=== RECORDS PROVIDED ===

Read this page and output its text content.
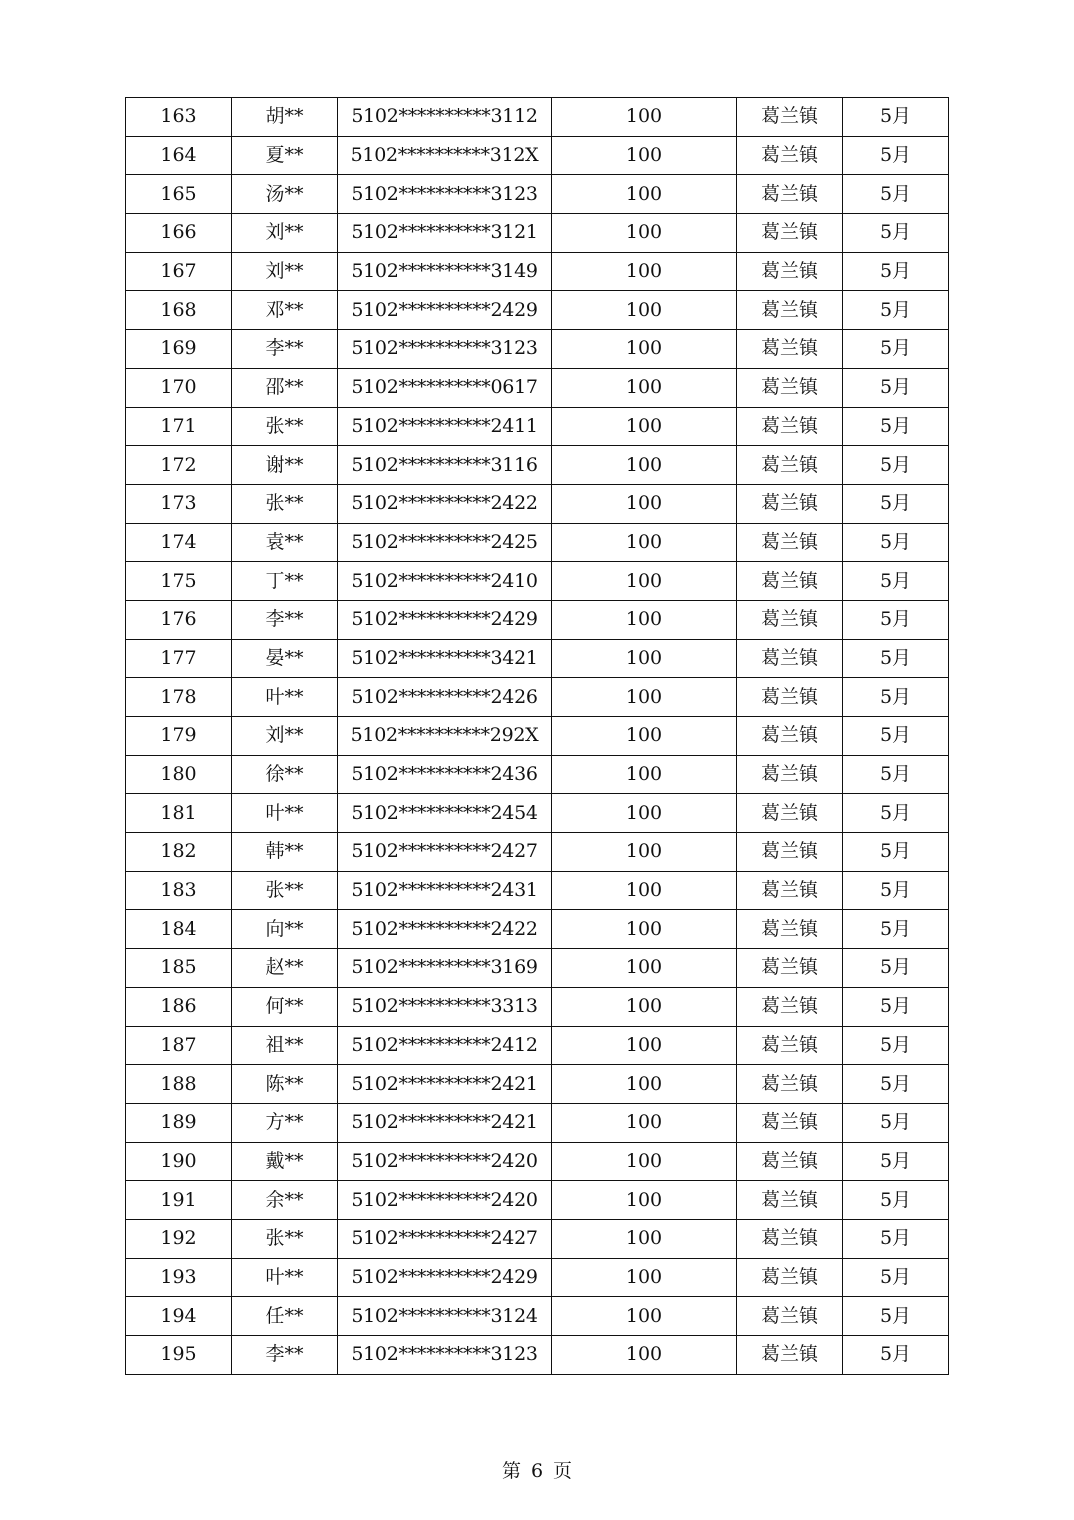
163	胡**	5102**********3112	100	葛兰镇	5月
164	夏**	5102**********312X	100	葛兰镇	5月
165	汤**	5102**********3123	100	葛兰镇	5月
166	刘**	5102**********3121	100	葛兰镇	5月
167	刘**	5102**********3149	100	葛兰镇	5月
168	邓**	5102**********2429	100	葛兰镇	5月
169	李**	5102**********3123	100	葛兰镇	5月
170	邵**	5102**********0617	100	葛兰镇	5月
171	张**	5102**********2411	100	葛兰镇	5月
172	谢**	5102**********3116	100	葛兰镇	5月
173	张**	5102**********2422	100	葛兰镇	5月
174	袁**	5102**********2425	100	葛兰镇	5月
175	丁**	5102**********2410	100	葛兰镇	5月
176	李**	5102**********2429	100	葛兰镇	5月
177	晏**	5102**********3421	100	葛兰镇	5月
178	叶**	5102**********2426	100	葛兰镇	5月
179	刘**	5102**********292X	100	葛兰镇	5月
180	徐**	5102**********2436	100	葛兰镇	5月
181	叶**	5102**********2454	100	葛兰镇	5月
182	韩**	5102**********2427	100	葛兰镇	5月
183	张**	5102**********2431	100	葛兰镇	5月
184	向**	5102**********2422	100	葛兰镇	5月
185	赵**	5102**********3169	100	葛兰镇	5月
186	何**	5102**********3313	100	葛兰镇	5月
187	祖**	5102**********2412	100	葛兰镇	5月
188	陈**	5102**********2421	100	葛兰镇	5月
189	方**	5102**********2421	100	葛兰镇	5月
190	戴**	5102**********2420	100	葛兰镇	5月
191	余**	5102**********2420	100	葛兰镇	5月
192	张**	5102**********2427	100	葛兰镇	5月
193	叶**	5102**********2429	100	葛兰镇	5月
194	任**	5102**********3124	100	葛兰镇	5月
195	李**	5102**********3123	100	葛兰镇	5月
第 6 页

===

REQUIREMENT: In your copy, leave out the pictures and reproduce the material above exactly.

WRITTEN REPLY:
Read this page and output its text content.
163	胡**	5102**********3112	100	葛兰镇	5月
164	夏**	5102**********312X	100	葛兰镇	5月
165	汤**	5102**********3123	100	葛兰镇	5月
166	刘**	5102**********3121	100	葛兰镇	5月
167	刘**	5102**********3149	100	葛兰镇	5月
168	邓**	5102**********2429	100	葛兰镇	5月
169	李**	5102**********3123	100	葛兰镇	5月
170	邵**	5102**********0617	100	葛兰镇	5月
171	张**	5102**********2411	100	葛兰镇	5月
172	谢**	5102**********3116	100	葛兰镇	5月
173	张**	5102**********2422	100	葛兰镇	5月
174	袁**	5102**********2425	100	葛兰镇	5月
175	丁**	5102**********2410	100	葛兰镇	5月
176	李**	5102**********2429	100	葛兰镇	5月
177	晏**	5102**********3421	100	葛兰镇	5月
178	叶**	5102**********2426	100	葛兰镇	5月
179	刘**	5102**********292X	100	葛兰镇	5月
180	徐**	5102**********2436	100	葛兰镇	5月
181	叶**	5102**********2454	100	葛兰镇	5月
182	韩**	5102**********2427	100	葛兰镇	5月
183	张**	5102**********2431	100	葛兰镇	5月
184	向**	5102**********2422	100	葛兰镇	5月
185	赵**	5102**********3169	100	葛兰镇	5月
186	何**	5102**********3313	100	葛兰镇	5月
187	祖**	5102**********2412	100	葛兰镇	5月
188	陈**	5102**********2421	100	葛兰镇	5月
189	方**	5102**********2421	100	葛兰镇	5月
190	戴**	5102**********2420	100	葛兰镇	5月
191	余**	5102**********2420	100	葛兰镇	5月
192	张**	5102**********2427	100	葛兰镇	5月
193	叶**	5102**********2429	100	葛兰镇	5月
194	任**	5102**********3124	100	葛兰镇	5月
195	李**	5102**********3123	100	葛兰镇	5月
第 6 页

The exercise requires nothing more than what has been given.